◆ **Challenge**
Turn the records, from their first line through the line containing "text: On your PC, open", into a numbered list with any blank lines left out.

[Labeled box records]
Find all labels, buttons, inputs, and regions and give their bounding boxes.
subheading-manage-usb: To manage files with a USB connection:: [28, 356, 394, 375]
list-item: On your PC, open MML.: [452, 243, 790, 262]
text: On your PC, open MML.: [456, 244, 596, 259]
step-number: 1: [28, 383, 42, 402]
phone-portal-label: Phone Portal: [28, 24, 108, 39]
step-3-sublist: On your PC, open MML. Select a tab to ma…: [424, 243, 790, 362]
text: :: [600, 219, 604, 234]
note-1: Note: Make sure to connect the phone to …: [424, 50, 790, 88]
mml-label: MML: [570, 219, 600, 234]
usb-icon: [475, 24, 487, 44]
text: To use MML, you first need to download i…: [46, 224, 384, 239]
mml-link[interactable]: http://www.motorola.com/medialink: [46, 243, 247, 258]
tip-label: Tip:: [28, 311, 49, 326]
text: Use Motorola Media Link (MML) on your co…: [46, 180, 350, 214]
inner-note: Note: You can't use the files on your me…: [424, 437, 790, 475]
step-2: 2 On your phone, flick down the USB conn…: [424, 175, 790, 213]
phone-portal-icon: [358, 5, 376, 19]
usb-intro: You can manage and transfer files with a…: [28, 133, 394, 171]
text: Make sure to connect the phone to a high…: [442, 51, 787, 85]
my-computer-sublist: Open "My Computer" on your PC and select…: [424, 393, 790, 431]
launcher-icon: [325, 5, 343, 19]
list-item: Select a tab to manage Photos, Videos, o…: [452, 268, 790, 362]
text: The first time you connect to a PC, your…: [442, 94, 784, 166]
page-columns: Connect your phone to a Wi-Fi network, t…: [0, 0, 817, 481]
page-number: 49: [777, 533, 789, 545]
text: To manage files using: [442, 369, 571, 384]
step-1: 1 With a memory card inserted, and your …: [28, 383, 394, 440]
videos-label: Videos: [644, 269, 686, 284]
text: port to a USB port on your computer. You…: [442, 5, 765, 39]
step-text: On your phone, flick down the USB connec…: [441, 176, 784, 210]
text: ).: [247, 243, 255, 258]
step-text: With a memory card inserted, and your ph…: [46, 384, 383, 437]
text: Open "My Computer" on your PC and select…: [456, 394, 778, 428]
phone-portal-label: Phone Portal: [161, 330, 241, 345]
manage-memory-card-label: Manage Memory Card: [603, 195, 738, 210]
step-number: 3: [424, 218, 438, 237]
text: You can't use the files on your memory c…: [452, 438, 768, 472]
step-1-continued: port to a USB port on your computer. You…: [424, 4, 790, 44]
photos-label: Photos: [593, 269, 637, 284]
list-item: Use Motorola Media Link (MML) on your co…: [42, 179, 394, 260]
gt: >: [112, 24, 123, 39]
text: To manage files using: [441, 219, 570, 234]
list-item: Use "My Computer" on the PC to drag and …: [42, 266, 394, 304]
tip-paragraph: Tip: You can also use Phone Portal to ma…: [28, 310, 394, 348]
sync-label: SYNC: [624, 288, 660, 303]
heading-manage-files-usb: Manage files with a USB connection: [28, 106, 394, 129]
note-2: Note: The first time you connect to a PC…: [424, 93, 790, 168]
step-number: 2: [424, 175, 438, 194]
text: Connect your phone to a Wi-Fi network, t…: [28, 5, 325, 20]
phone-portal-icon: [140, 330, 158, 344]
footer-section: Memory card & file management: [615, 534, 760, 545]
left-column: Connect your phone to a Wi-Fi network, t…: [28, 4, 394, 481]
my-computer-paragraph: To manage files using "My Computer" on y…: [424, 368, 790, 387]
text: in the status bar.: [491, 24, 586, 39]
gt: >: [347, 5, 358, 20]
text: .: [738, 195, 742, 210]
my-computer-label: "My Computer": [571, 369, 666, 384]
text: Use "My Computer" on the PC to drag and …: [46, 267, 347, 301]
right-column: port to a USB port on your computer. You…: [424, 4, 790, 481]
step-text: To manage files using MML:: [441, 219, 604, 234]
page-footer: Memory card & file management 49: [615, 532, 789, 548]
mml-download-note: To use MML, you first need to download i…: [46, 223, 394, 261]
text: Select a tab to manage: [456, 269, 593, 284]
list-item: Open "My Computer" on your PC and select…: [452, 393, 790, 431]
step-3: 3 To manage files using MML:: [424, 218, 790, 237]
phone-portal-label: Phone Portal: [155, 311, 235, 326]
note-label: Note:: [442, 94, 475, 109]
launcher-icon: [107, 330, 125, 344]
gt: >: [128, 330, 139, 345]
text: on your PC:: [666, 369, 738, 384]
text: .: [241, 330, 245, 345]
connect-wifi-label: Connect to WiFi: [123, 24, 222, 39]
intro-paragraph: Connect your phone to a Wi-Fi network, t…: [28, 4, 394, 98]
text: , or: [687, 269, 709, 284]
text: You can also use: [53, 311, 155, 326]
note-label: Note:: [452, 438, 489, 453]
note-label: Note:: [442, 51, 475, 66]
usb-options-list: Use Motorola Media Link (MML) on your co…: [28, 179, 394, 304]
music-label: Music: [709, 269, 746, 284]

◆ **Response to this task**
1. Find all labels, buttons, inputs, and regions and give their bounding boxes.
2. subheading-manage-usb: To manage files with a USB connection:: [28, 356, 394, 375]
3. list-item: On your PC, open MML.: [452, 243, 790, 262]
4. text: On your PC, open MML.: [456, 244, 596, 259]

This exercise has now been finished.